• **EXERCISE INSTRUCTIONS**: Retype the listing that follows, exactly as written.

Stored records
-.-.-
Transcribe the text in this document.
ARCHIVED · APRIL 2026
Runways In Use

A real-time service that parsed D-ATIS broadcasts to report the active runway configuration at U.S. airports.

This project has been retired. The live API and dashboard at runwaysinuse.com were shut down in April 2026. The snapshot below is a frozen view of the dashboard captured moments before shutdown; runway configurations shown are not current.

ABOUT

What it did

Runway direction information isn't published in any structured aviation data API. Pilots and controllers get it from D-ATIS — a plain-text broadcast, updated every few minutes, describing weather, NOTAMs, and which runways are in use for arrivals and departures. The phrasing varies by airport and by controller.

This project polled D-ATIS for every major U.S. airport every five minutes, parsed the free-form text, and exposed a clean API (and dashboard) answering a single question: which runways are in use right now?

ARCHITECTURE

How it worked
-.-.-
• **EXERCISE RESPONSE**:
Transcribe the text in this document.
ARCHIVED · APRIL 2026
Runways In Use

A real-time service that parsed D-ATIS broadcasts to report the active runway configuration at U.S. airports.

This project has been retired. The live API and dashboard at runwaysinuse.com were shut down in April 2026. The snapshot below is a frozen view of the dashboard captured moments before shutdown; runway configurations shown are not current.

ABOUT

What it did

Runway direction information isn't published in any structured aviation data API. Pilots and controllers get it from D-ATIS — a plain-text broadcast, updated every few minutes, describing weather, NOTAMs, and which runways are in use for arrivals and departures. The phrasing varies by airport and by controller.

This project polled D-ATIS for every major U.S. airport every five minutes, parsed the free-form text, and exposed a clean API (and dashboard) answering a single question: which runways are in use right now?

ARCHITECTURE

How it worked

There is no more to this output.